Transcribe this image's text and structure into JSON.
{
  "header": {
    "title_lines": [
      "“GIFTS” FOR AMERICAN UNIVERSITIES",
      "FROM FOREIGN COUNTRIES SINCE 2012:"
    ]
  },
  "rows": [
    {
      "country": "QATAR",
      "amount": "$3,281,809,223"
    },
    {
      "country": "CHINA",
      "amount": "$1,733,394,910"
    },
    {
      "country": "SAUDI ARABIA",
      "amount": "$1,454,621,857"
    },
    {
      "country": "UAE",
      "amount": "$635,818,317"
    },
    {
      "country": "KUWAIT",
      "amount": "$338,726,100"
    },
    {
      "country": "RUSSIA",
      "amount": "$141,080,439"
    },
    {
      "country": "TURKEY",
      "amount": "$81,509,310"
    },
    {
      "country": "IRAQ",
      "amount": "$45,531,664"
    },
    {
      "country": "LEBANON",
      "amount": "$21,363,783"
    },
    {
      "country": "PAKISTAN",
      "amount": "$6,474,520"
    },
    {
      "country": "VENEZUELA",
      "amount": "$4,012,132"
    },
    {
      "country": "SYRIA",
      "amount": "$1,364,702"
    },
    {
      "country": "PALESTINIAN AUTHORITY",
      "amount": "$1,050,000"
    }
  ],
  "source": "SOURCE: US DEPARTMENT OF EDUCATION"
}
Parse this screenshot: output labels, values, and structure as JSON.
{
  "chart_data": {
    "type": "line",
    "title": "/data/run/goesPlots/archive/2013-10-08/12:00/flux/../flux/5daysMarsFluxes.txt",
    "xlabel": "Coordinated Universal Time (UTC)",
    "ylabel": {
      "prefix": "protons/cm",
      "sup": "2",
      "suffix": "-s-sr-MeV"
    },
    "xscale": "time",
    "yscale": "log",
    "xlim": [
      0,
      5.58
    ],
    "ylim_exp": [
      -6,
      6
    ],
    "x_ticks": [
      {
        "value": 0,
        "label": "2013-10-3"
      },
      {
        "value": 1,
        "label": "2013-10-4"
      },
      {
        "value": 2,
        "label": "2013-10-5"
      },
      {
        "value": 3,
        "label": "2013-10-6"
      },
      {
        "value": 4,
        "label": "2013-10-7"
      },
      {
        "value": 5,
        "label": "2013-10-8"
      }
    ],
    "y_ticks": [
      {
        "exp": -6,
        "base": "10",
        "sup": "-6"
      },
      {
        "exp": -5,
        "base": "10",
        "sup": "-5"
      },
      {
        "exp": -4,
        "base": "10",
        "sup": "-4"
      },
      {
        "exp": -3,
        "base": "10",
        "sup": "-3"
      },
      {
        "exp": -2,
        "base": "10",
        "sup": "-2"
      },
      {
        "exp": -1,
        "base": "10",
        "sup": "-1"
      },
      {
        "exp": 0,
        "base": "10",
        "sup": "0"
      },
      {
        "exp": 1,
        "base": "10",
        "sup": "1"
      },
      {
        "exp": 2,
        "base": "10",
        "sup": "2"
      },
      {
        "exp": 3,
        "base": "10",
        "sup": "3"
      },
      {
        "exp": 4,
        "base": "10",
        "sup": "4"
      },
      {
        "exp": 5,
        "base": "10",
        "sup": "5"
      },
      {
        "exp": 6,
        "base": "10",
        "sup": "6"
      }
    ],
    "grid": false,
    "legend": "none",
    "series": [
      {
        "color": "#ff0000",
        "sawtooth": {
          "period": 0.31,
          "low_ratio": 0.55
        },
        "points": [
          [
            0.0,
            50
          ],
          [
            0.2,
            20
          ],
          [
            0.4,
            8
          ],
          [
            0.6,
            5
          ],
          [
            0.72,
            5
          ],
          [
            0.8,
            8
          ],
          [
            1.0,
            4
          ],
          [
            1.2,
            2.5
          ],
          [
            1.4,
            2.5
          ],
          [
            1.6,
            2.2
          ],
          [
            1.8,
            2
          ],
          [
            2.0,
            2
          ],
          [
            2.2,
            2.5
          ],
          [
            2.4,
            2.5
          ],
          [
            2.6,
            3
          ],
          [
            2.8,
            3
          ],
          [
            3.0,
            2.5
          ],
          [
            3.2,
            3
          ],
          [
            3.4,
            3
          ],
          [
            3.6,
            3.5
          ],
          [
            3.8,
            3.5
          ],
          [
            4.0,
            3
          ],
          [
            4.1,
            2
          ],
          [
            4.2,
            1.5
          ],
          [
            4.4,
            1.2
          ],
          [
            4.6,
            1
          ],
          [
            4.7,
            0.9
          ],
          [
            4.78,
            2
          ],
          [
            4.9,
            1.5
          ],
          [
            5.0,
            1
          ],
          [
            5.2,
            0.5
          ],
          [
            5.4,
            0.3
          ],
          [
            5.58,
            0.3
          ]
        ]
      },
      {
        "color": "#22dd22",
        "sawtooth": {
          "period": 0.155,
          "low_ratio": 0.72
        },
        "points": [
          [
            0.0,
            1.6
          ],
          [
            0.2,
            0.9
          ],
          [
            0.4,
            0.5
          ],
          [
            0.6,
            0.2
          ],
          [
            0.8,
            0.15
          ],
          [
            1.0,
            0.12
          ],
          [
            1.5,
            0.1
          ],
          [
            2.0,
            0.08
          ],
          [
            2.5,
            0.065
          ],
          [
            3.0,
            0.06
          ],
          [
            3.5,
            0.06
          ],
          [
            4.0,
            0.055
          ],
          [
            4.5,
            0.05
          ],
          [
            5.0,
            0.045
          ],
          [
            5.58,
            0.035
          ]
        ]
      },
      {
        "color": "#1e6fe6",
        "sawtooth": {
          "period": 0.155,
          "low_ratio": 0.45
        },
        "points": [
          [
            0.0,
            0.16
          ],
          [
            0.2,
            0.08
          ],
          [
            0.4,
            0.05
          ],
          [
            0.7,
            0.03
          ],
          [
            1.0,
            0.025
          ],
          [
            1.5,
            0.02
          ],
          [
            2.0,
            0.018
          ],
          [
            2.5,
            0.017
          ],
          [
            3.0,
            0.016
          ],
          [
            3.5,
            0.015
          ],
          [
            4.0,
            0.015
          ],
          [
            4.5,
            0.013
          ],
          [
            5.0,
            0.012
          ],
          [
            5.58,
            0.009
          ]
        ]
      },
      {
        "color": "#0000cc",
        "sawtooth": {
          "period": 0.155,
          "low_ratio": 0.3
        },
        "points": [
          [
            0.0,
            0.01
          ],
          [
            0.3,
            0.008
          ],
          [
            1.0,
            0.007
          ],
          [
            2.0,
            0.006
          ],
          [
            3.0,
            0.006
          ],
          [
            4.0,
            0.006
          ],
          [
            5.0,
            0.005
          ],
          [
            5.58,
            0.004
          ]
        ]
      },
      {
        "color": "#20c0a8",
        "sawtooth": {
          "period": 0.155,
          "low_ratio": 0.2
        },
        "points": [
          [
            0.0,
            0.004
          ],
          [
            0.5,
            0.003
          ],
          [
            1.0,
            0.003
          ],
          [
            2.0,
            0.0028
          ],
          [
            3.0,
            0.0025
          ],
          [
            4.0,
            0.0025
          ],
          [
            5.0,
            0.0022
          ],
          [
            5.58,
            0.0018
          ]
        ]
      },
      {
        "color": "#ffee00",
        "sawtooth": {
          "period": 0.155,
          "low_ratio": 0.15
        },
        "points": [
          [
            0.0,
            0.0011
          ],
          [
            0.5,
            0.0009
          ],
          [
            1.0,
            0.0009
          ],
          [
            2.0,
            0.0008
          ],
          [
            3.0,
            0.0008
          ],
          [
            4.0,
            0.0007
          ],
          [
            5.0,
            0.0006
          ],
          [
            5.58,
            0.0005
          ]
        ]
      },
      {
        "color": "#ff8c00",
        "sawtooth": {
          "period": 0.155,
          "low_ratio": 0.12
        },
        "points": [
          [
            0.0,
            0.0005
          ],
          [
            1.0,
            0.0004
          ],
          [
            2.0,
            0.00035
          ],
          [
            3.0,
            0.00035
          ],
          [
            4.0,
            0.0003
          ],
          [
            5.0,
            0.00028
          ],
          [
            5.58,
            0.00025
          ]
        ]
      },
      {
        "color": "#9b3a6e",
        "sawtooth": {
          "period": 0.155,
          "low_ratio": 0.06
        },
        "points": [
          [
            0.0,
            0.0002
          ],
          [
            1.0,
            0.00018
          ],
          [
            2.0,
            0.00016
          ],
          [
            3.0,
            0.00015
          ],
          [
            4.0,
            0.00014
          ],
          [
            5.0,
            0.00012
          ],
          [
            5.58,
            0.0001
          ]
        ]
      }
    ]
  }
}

# # #

Pull out every line above that holds the word "color".

▸ **Result for this task**
        "color": "#ff0000",
        "color": "#22dd22",
        "color": "#1e6fe6",
        "color": "#0000cc",
        "color": "#20c0a8",
        "color": "#ffee00",
        "color": "#ff8c00",
        "color": "#9b3a6e",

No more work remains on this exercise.